> [What needs to be done] Transcribe the material in full, exactly as written.

+++ Data for the task +++

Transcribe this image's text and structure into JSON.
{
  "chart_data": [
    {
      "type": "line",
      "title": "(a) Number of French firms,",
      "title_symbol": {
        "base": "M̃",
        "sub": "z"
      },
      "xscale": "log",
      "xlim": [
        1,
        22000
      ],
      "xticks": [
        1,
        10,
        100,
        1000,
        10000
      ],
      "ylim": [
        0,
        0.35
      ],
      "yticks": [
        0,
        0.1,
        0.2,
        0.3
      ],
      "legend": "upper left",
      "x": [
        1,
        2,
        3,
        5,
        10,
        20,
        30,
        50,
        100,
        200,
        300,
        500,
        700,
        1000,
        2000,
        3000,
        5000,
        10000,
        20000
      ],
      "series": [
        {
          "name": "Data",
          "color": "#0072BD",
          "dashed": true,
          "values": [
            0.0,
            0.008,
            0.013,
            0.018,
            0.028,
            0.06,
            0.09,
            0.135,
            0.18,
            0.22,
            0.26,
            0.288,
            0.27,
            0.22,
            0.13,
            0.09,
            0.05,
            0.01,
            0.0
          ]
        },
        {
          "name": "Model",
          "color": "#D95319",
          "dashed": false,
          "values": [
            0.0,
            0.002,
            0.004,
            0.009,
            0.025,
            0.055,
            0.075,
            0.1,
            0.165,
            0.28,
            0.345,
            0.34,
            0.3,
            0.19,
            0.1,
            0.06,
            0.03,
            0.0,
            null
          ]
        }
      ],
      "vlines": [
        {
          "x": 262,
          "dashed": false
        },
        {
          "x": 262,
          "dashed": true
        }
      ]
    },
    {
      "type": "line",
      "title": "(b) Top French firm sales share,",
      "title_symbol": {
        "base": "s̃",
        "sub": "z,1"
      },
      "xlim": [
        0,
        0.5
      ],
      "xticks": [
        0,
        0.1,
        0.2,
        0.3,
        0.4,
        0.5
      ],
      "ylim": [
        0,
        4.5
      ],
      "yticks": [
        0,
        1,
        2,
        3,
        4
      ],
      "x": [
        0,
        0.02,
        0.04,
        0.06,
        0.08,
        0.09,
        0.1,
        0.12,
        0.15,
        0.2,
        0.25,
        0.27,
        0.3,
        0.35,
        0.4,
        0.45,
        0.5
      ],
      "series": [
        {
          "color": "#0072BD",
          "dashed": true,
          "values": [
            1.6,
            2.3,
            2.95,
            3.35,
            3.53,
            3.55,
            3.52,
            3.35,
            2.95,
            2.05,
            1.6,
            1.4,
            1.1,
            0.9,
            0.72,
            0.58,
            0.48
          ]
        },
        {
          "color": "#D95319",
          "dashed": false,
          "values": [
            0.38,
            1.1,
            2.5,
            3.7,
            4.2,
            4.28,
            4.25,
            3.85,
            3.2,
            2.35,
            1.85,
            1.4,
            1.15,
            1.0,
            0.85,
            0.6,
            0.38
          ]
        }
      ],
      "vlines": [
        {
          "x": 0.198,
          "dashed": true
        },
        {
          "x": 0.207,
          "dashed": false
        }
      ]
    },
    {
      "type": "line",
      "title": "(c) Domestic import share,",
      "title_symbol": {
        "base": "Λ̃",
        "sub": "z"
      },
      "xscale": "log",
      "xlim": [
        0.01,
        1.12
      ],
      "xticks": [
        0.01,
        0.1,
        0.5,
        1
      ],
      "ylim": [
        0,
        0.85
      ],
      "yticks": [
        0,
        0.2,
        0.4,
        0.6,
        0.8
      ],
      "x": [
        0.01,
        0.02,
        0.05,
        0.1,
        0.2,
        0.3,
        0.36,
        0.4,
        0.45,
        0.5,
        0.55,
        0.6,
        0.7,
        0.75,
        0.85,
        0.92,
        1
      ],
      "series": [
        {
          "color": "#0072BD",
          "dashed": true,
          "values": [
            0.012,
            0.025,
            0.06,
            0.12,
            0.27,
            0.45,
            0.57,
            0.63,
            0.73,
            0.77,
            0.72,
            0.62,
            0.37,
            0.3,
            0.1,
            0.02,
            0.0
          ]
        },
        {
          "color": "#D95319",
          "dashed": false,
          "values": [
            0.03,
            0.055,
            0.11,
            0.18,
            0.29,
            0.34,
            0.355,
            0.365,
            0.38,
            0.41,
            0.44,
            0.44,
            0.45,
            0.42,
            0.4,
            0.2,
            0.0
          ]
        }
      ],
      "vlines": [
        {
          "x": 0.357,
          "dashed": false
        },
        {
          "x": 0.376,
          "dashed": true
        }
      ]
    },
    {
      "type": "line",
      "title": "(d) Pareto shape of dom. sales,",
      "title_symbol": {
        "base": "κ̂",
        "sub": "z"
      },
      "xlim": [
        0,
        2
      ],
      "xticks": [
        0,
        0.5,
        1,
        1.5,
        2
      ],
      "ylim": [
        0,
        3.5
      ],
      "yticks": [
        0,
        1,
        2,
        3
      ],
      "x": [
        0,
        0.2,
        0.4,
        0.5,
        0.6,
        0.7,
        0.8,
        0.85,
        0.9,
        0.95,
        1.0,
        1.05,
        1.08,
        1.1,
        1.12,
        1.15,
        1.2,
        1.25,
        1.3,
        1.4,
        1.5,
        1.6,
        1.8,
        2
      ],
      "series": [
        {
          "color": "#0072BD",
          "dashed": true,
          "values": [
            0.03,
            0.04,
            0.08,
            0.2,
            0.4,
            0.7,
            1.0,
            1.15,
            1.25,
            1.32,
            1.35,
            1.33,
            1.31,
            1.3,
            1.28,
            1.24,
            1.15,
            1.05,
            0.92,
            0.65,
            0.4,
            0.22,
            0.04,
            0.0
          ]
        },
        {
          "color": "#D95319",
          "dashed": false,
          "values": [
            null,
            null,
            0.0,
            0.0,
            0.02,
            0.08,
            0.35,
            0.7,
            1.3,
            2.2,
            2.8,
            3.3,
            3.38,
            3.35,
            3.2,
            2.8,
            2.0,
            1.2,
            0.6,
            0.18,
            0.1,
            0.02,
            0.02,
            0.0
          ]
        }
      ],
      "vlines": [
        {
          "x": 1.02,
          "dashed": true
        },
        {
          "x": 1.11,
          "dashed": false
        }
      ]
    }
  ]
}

+++

> [Response to the task]
Transcribe this image's text and structure into JSON.
{
  "chart_data": [
    {
      "type": "line",
      "title": "(a) Number of French firms,",
      "title_symbol": {
        "base": "M̃",
        "sub": "z"
      },
      "xscale": "log",
      "xlim": [
        1,
        22000
      ],
      "xticks": [
        1,
        10,
        100,
        1000,
        10000
      ],
      "ylim": [
        0,
        0.35
      ],
      "yticks": [
        0,
        0.1,
        0.2,
        0.3
      ],
      "legend": "upper left",
      "x": [
        1,
        2,
        3,
        5,
        10,
        20,
        30,
        50,
        100,
        200,
        300,
        500,
        700,
        1000,
        2000,
        3000,
        5000,
        10000,
        20000
      ],
      "series": [
        {
          "name": "Data",
          "color": "#0072BD",
          "dashed": true,
          "values": [
            0.0,
            0.008,
            0.013,
            0.018,
            0.028,
            0.06,
            0.09,
            0.135,
            0.18,
            0.22,
            0.26,
            0.288,
            0.27,
            0.22,
            0.13,
            0.09,
            0.05,
            0.01,
            0.0
          ]
        },
        {
          "name": "Model",
          "color": "#D95319",
          "dashed": false,
          "values": [
            0.0,
            0.002,
            0.004,
            0.009,
            0.025,
            0.055,
            0.075,
            0.1,
            0.165,
            0.28,
            0.345,
            0.34,
            0.3,
            0.19,
            0.1,
            0.06,
            0.03,
            0.0,
            null
          ]
        }
      ],
      "vlines": [
        {
          "x": 262,
          "dashed": false
        },
        {
          "x": 262,
          "dashed": true
        }
      ]
    },
    {
      "type": "line",
      "title": "(b) Top French firm sales share,",
      "title_symbol": {
        "base": "s̃",
        "sub": "z,1"
      },
      "xlim": [
        0,
        0.5
      ],
      "xticks": [
        0,
        0.1,
        0.2,
        0.3,
        0.4,
        0.5
      ],
      "ylim": [
        0,
        4.5
      ],
      "yticks": [
        0,
        1,
        2,
        3,
        4
      ],
      "x": [
        0,
        0.02,
        0.04,
        0.06,
        0.08,
        0.09,
        0.1,
        0.12,
        0.15,
        0.2,
        0.25,
        0.27,
        0.3,
        0.35,
        0.4,
        0.45,
        0.5
      ],
      "series": [
        {
          "color": "#0072BD",
          "dashed": true,
          "values": [
            1.6,
            2.3,
            2.95,
            3.35,
            3.53,
            3.55,
            3.52,
            3.35,
            2.95,
            2.05,
            1.6,
            1.4,
            1.1,
            0.9,
            0.72,
            0.58,
            0.48
          ]
        },
        {
          "color": "#D95319",
          "dashed": false,
          "values": [
            0.38,
            1.1,
            2.5,
            3.7,
            4.2,
            4.28,
            4.25,
            3.85,
            3.2,
            2.35,
            1.85,
            1.4,
            1.15,
            1.0,
            0.85,
            0.6,
            0.38
          ]
        }
      ],
      "vlines": [
        {
          "x": 0.198,
          "dashed": true
        },
        {
          "x": 0.207,
          "dashed": false
        }
      ]
    },
    {
      "type": "line",
      "title": "(c) Domestic import share,",
      "title_symbol": {
        "base": "Λ̃",
        "sub": "z"
      },
      "xscale": "log",
      "xlim": [
        0.01,
        1.12
      ],
      "xticks": [
        0.01,
        0.1,
        0.5,
        1
      ],
      "ylim": [
        0,
        0.85
      ],
      "yticks": [
        0,
        0.2,
        0.4,
        0.6,
        0.8
      ],
      "x": [
        0.01,
        0.02,
        0.05,
        0.1,
        0.2,
        0.3,
        0.36,
        0.4,
        0.45,
        0.5,
        0.55,
        0.6,
        0.7,
        0.75,
        0.85,
        0.92,
        1
      ],
      "series": [
        {
          "color": "#0072BD",
          "dashed": true,
          "values": [
            0.012,
            0.025,
            0.06,
            0.12,
            0.27,
            0.45,
            0.57,
            0.63,
            0.73,
            0.77,
            0.72,
            0.62,
            0.37,
            0.3,
            0.1,
            0.02,
            0.0
          ]
        },
        {
          "color": "#D95319",
          "dashed": false,
          "values": [
            0.03,
            0.055,
            0.11,
            0.18,
            0.29,
            0.34,
            0.355,
            0.365,
            0.38,
            0.41,
            0.44,
            0.44,
            0.45,
            0.42,
            0.4,
            0.2,
            0.0
          ]
        }
      ],
      "vlines": [
        {
          "x": 0.357,
          "dashed": false
        },
        {
          "x": 0.376,
          "dashed": true
        }
      ]
    },
    {
      "type": "line",
      "title": "(d) Pareto shape of dom. sales,",
      "title_symbol": {
        "base": "κ̂",
        "sub": "z"
      },
      "xlim": [
        0,
        2
      ],
      "xticks": [
        0,
        0.5,
        1,
        1.5,
        2
      ],
      "ylim": [
        0,
        3.5
      ],
      "yticks": [
        0,
        1,
        2,
        3
      ],
      "x": [
        0,
        0.2,
        0.4,
        0.5,
        0.6,
        0.7,
        0.8,
        0.85,
        0.9,
        0.95,
        1.0,
        1.05,
        1.08,
        1.1,
        1.12,
        1.15,
        1.2,
        1.25,
        1.3,
        1.4,
        1.5,
        1.6,
        1.8,
        2
      ],
      "series": [
        {
          "color": "#0072BD",
          "dashed": true,
          "values": [
            0.03,
            0.04,
            0.08,
            0.2,
            0.4,
            0.7,
            1.0,
            1.15,
            1.25,
            1.32,
            1.35,
            1.33,
            1.31,
            1.3,
            1.28,
            1.24,
            1.15,
            1.05,
            0.92,
            0.65,
            0.4,
            0.22,
            0.04,
            0.0
          ]
        },
        {
          "color": "#D95319",
          "dashed": false,
          "values": [
            null,
            null,
            0.0,
            0.0,
            0.02,
            0.08,
            0.35,
            0.7,
            1.3,
            2.2,
            2.8,
            3.3,
            3.38,
            3.35,
            3.2,
            2.8,
            2.0,
            1.2,
            0.6,
            0.18,
            0.1,
            0.02,
            0.02,
            0.0
          ]
        }
      ],
      "vlines": [
        {
          "x": 1.02,
          "dashed": true
        },
        {
          "x": 1.11,
          "dashed": false
        }
      ]
    }
  ]
}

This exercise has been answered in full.